The town boomed until the 1920’s. All came to a rapid stand still after World War 1. Diamond prices dropped, the diamond fields were depleted and richer diamond deposits were found further south on the border of Namibia and South Africa.

desert filled room Kolmanskop namibia

Townspeople left, abandoning their homes and possessions and the desert claimed its territory back.

The last inhabitant left in 1956, leaving the town abandoned. Dunes burst through homes, windows and doors filling the spaces with smooth banks of sand.

sand filled room at diamond town Kolmanskop

In 1980, the De Beers mining company restored and transformed the town into a museum for the public.

The town remains a mythical place and a photographer’s dream and therefore very much a must see destination.

sand fixed doors Kolmanskop
Sand has fixed the doors in a permanent state of being ajar, while the glass windows have become blurry from years of hostile desert winds blasting against it.

How To Visit

One can get permit at the entrance – or in Luderitz

There is Photo permit which allows you to go in before sunrise and stay after sunset – perfect for photographers and well worth it

A normal permit allows entrance between 9am and 1pm – and there are guided tours available at 09:30 and 11:00.

You do not have to join the tour, but can wander around on your own. I think the tour gave some interesting background but I enjoyed walking around on my own much more, so I could take my time and take photographs.

sand floors and shadows Kolmanskop

There is no accommodation – it is abandoned after all – the closest accommodation is in Luderitz, a coastal town about 10-15km drive away. There are some lovely restaurants and beautiful scenery – also look out for the wild horses!

It is about 700km from the capital Windhoek on a very good tar road. Down this side of Namibia you will likely also be visiting the Fish River Canyon and Sossusvlei dunes.

deteriorating room at Kolmanskop

When To Visit

It is situated in part of the namib region  – so typical desert weather. Winter months – June-August, cooler mornings, hot midday. I was there in December – Summer so starting early was a must – it’s hot already by 0830 in the morning.
+ + + + + + +
OBJECTIVES:
• 1. Write out everything in the Kolmanskop text from "Townspeople left, abandoning" down to "blasting against it.".
• 2. Swap "opt-same" for "option-same" in the listing, covering everything from the line that contains "opt-same[interactable]: □現住所と同一 (321, 491, 363, 499)" down to the line that contains "yucho-diagonal (285, 705, 306, 729)", with nothing else changed. Return only those lines.

TASK INPUTS:
+ + + + + + +
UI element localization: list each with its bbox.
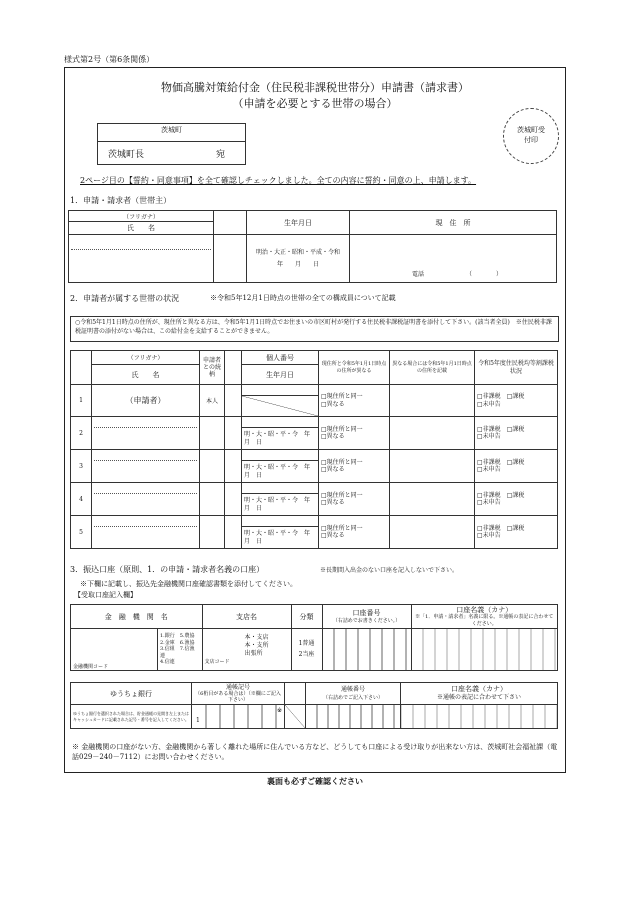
opt-same[interactable]: □現住所と同一 (321, 491, 363, 499)
opt-same[interactable]: □現住所と同一 (321, 425, 363, 433)
applicant-table (68, 210, 557, 283)
ymd-field: 年 月 日 (276, 260, 319, 268)
addressee-town: 茨城町 (161, 126, 182, 134)
stamp-line-2: 付印 (524, 136, 538, 144)
row-number: 5 (71, 516, 92, 549)
applicant-extra-field[interactable] (214, 235, 247, 283)
addr-same-header: 現住所と令和5年1月1日時点の住所が異なる (319, 351, 390, 385)
bank-type-3: 3.信組 7.信漁連 (160, 646, 195, 659)
yucho-diagonal (285, 705, 306, 729)
account-no-header (322, 605, 411, 629)
section2-heading-note: ※令和5年12月1日時点の世帯の全ての構成員について記載 (210, 294, 396, 302)
addressee-mayor: 茨城町長 (108, 150, 145, 160)
opt-nontax[interactable]: □非課税 (477, 491, 501, 499)
bank-account-table (70, 604, 558, 671)
row-birth: 明・大・昭・平・令 年 月 日 (244, 530, 317, 545)
yucho-header: ゆうちょ銀行 (71, 683, 192, 705)
row-mynumber[interactable] (242, 385, 319, 417)
holder-header (411, 605, 558, 629)
opt-tax[interactable]: □課税 (506, 458, 525, 466)
row-number: 4 (71, 483, 92, 516)
row-relation[interactable] (200, 450, 225, 483)
opt-nontax[interactable]: □非課税 (477, 524, 501, 532)
holder-field[interactable] (411, 629, 558, 671)
relation-header: 申請者との続柄 (200, 351, 225, 385)
section2-notice-box (70, 316, 559, 342)
row-number: 3 (71, 450, 92, 483)
row-addr-prev[interactable] (390, 516, 475, 549)
title-line-1: 物価高騰対策給付金（住民税非課税世帯分）申請書（請求書） (161, 81, 469, 94)
row-birth: 明・大・昭・平・令 年 月 日 (244, 431, 317, 446)
classification-header: 分類 (291, 605, 322, 629)
yucho-holder-label: 口座名義（カナ） (451, 685, 507, 694)
account-no-label: 口座番号 (352, 608, 381, 617)
row-name[interactable]: （申請者） (92, 385, 200, 417)
bank-type-options[interactable] (158, 629, 203, 671)
bank-type-1: 1.銀行 5.農協 (160, 633, 195, 640)
section3-heading-note: ※長期間入出金のない口座を記入しないで下さい。 (320, 567, 459, 574)
opt-nontax[interactable]: □非課税 (477, 393, 501, 400)
row-addr-prev[interactable] (390, 385, 475, 417)
bank-name-field[interactable] (71, 629, 158, 671)
opt-diff[interactable]: □異なる (321, 433, 345, 440)
row-birth: 明・大・昭・平・令 年 月 日 (244, 497, 317, 512)
addressee-box (97, 123, 246, 165)
row-birth: 明・大・昭・平・令 年 月 日 (244, 464, 317, 479)
passbook-symbol-note: （6桁目がある場合は）（※欄にご記入下さい） (195, 691, 281, 704)
row-addr-prev[interactable] (390, 483, 475, 516)
form-number: 様式第2号（第6条関係） (64, 55, 155, 64)
applicant-birthdate-field[interactable] (247, 235, 350, 283)
opt-undeclared[interactable]: □未申告 (477, 499, 501, 506)
row-relation[interactable]: 本人 (200, 385, 225, 417)
passbook-no-note: （右詰めでご記入下さい） (322, 694, 383, 701)
yucho-table (70, 682, 558, 729)
bank-name-header: 金 融 機 関 名 (71, 605, 203, 629)
opt-same[interactable]: □現住所と同一 (321, 524, 363, 532)
row-number: 2 (71, 417, 92, 450)
back-notice: 裏面も必ずご確認ください (267, 776, 363, 786)
holder-note: ※「1．申請・請求者」名義に限る。※通帳の表記に合わせてください。 (415, 614, 554, 627)
yucho-holder-field[interactable] (401, 705, 558, 729)
birthdate-label: 生年月日 (247, 211, 350, 235)
era-options: 明治・大正・昭和・平成・令和 (255, 249, 340, 256)
opt-nontax[interactable]: □非課税 (477, 458, 501, 466)
title-line-2: （申請を必要とする世帯の場合） (232, 97, 398, 110)
applicant-name-label: 氏 名 (69, 222, 214, 235)
stamp-line-1: 茨城町受 (517, 126, 545, 134)
applicant-address-field[interactable] (350, 235, 557, 283)
row-tax[interactable] (475, 417, 558, 450)
addr-prev-header: 異なる場合には令和5年1月1日時点の住所を記載 (390, 351, 475, 385)
household-row[interactable] (71, 450, 558, 483)
opt-undeclared[interactable]: □未申告 (477, 400, 501, 408)
branch-name-header: 支店名 (202, 605, 291, 629)
section1-heading: 1．申請・請求者（世帯主） (70, 196, 172, 205)
class-current[interactable]: 2当座 (298, 650, 315, 658)
account-no-field[interactable] (322, 629, 411, 671)
row-mynumber[interactable] (242, 483, 319, 516)
class-ordinary[interactable]: 1普通 (298, 639, 315, 647)
applicant-furigana-label: （フリガナ） (69, 211, 214, 222)
row-relation[interactable] (200, 483, 225, 516)
section3-instruction: ※下欄に記載し、振込先金融機関口座確認書類を添付してください。 (80, 580, 297, 588)
branch-type-1: 本・支店 (244, 634, 269, 642)
birth-header: 生年月日 (242, 365, 319, 385)
holder-label: 口座名義（カナ） (456, 605, 513, 614)
opt-diff[interactable]: □異なる (321, 466, 345, 473)
section3-label: 【受取口座記入欄】 (74, 591, 137, 599)
row-name[interactable] (92, 417, 200, 450)
household-name-header: 氏 名 (92, 365, 200, 385)
passbook-symbol-label: 通帳記号 (225, 683, 250, 691)
bank-type-4: 4.信連 (160, 659, 175, 666)
passbook-symbol-field[interactable] (192, 705, 285, 729)
addressee-honorific: 宛 (216, 150, 226, 160)
row-addr-same[interactable] (319, 450, 390, 483)
yucho-note: ゆうちょ銀行を選択された場合は、貯金通帳の見開き左上またはキャッシュカードに記載された記号・番号を記入してください。 (71, 705, 192, 729)
classification-field[interactable] (291, 629, 322, 671)
opt-diff[interactable]: □異なる (321, 532, 345, 539)
opt-tax[interactable]: □課税 (506, 393, 525, 400)
symbol-mark: ※ (276, 707, 282, 714)
form-title (64, 80, 566, 112)
household-row[interactable] (71, 516, 558, 549)
opt-same[interactable]: □現住所と同一 (321, 393, 363, 400)
branch-type-3: 出張所 (244, 649, 263, 657)
section3-heading: 3．振込口座（原則、1．の申請・請求者名義の口座） (70, 565, 265, 574)
opt-same[interactable]: □現住所と同一 (321, 458, 363, 466)
opt-undeclared[interactable]: □未申告 (477, 532, 501, 539)
section3-footnote: ※ 金融機関の口座がない方、金融機関から著しく離れた場所に住んでいる方など、どうしても口座による受け取りが出来ない方は、茨城町社会福祉課（電話029－240－7112）にお問い合わせください。 (72, 743, 558, 762)
account-no-note: （右詰めでお書きください。） (332, 618, 401, 625)
household-row[interactable] (71, 385, 558, 417)
branch-code-label: 支店コード (204, 658, 230, 665)
row-addr-same[interactable] (319, 516, 390, 549)
household-row[interactable] (71, 483, 558, 516)
opt-nontax[interactable]: □非課税 (477, 425, 501, 433)
row-mynumber[interactable] (242, 516, 319, 549)
tax-status-header: 令和5年度住民税均等割課税状況 (475, 351, 558, 385)
branch-field[interactable] (202, 629, 291, 671)
phone-label: 電話 (412, 270, 425, 278)
mynumber-header: 個人番号 (242, 351, 319, 365)
passbook-no-field[interactable] (306, 705, 401, 729)
row-number: 1 (71, 385, 92, 417)
section2-notice: ○令和5年1月1日時点の住所が、現住所と異なる方は、令和5年1月1日時点でお住まいの市区町村が発行する住民税非課税証明書を添付して下さい。(該当者全員) ※住民税非課税証明書の添付がない場合は、この給付金を支給することができません。 (75, 319, 552, 335)
applicant-name-field[interactable] (69, 235, 214, 283)
branch-type-2: 本・支所 (244, 642, 269, 650)
opt-tax[interactable]: □課税 (506, 491, 525, 499)
opt-diff[interactable]: □異なる (321, 400, 345, 408)
row-relation[interactable] (200, 417, 225, 450)
phone-paren: （ ） (465, 270, 502, 278)
opt-undeclared[interactable]: □未申告 (477, 433, 501, 440)
row-tax[interactable] (475, 385, 558, 417)
row-name[interactable] (92, 450, 200, 483)
opt-diff[interactable]: □異なる (321, 499, 345, 506)
household-furigana-header: （フリガナ） (92, 351, 200, 365)
section2-heading: 2．申請者が属する世帯の状況 (70, 294, 180, 303)
row-tax[interactable] (475, 450, 558, 483)
row-mynumber[interactable] (242, 417, 319, 450)
opt-tax[interactable]: □課税 (506, 524, 525, 532)
row-addr-same[interactable] (319, 483, 390, 516)
bank-type-2: 2.金庫 6.漁協 (160, 639, 195, 646)
yucho-holder-note: ※通帳の表記に合わせて下さい (436, 694, 521, 702)
bank-code-label: 金融機関コード (73, 664, 109, 670)
row-addr-prev[interactable] (390, 417, 475, 450)
row-addr-prev[interactable] (390, 450, 475, 483)
opt-tax[interactable]: □課税 (506, 425, 525, 433)
row-name[interactable] (92, 516, 200, 549)
row-addr-same[interactable] (319, 385, 390, 417)
row-mynumber[interactable] (242, 450, 319, 483)
passbook-no-label: 通帳番号 (340, 686, 365, 694)
household-table (70, 350, 558, 549)
reception-stamp-circle (503, 108, 559, 164)
row-addr-same[interactable] (319, 417, 390, 450)
opt-undeclared[interactable]: □未申告 (477, 466, 501, 473)
row-name[interactable] (92, 483, 200, 516)
household-row[interactable] (71, 417, 558, 450)
row-tax[interactable] (475, 516, 558, 549)
row-tax[interactable] (475, 483, 558, 516)
row-relation[interactable] (200, 516, 225, 549)
symbol-first-digit: 1 (196, 717, 200, 724)
address-label: 現 住 所 (350, 211, 557, 235)
pledge-statement: 2ページ目の【誓約・同意事項】を全て確認しチェックしました。全ての内容に誓約・同意の上、申請します。 (80, 176, 477, 185)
+ + + + + + +
SOLVED TASKS:
• 1.
Townspeople left, abandoning their homes and possessions and the desert claimed its territory back.

The last inhabitant left in 1956, leaving the town abandoned. Dunes burst through homes, windows and doors filling the spaces with smooth banks of sand.

sand filled room at diamond town Kolmanskop

In 1980, the De Beers mining company restored and transformed the town into a museum for the public.

The town remains a mythical place and a photographer’s dream and therefore very much a must see destination.

sand fixed doors Kolmanskop
Sand has fixed the doors in a permanent state of being ajar, while the glass windows have become blurry from years of hostile desert winds blasting against it.

• 2.
option-same[interactable]: □現住所と同一 (321, 491, 363, 499)
option-same[interactable]: □現住所と同一 (321, 425, 363, 433)
applicant-table (68, 210, 557, 283)
ymd-field: 年 月 日 (276, 260, 319, 268)
addressee-town: 茨城町 (161, 126, 182, 134)
stamp-line-2: 付印 (524, 136, 538, 144)
row-number: 5 (71, 516, 92, 549)
applicant-extra-field[interactable] (214, 235, 247, 283)
addr-same-header: 現住所と令和5年1月1日時点の住所が異なる (319, 351, 390, 385)
bank-type-3: 3.信組 7.信漁連 (160, 646, 195, 659)
yucho-diagonal (285, 705, 306, 729)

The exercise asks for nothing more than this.